** START Given information **
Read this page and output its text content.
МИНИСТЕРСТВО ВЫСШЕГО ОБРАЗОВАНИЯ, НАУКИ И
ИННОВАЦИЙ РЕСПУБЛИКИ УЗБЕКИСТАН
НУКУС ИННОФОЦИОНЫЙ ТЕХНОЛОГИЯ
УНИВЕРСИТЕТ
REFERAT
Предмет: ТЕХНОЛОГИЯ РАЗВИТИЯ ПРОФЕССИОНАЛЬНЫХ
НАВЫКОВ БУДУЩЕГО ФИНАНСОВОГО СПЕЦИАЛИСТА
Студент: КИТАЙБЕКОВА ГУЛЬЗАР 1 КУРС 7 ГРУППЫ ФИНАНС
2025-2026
** END Given information **
All of the data shown above must be copied exactly.

Read this page and output its text content.
МИНИСТЕРСТВО ВЫСШЕГО ОБРАЗОВАНИЯ, НАУКИ И
ИННОВАЦИЙ РЕСПУБЛИКИ УЗБЕКИСТАН
НУКУС ИННОФОЦИОНЫЙ ТЕХНОЛОГИЯ
УНИВЕРСИТЕТ
REFERAT
Предмет: ТЕХНОЛОГИЯ РАЗВИТИЯ ПРОФЕССИОНАЛЬНЫХ
НАВЫКОВ БУДУЩЕГО ФИНАНСОВОГО СПЕЦИАЛИСТА
Студент: КИТАЙБЕКОВА ГУЛЬЗАР 1 КУРС 7 ГРУППЫ ФИНАНС
2025-2026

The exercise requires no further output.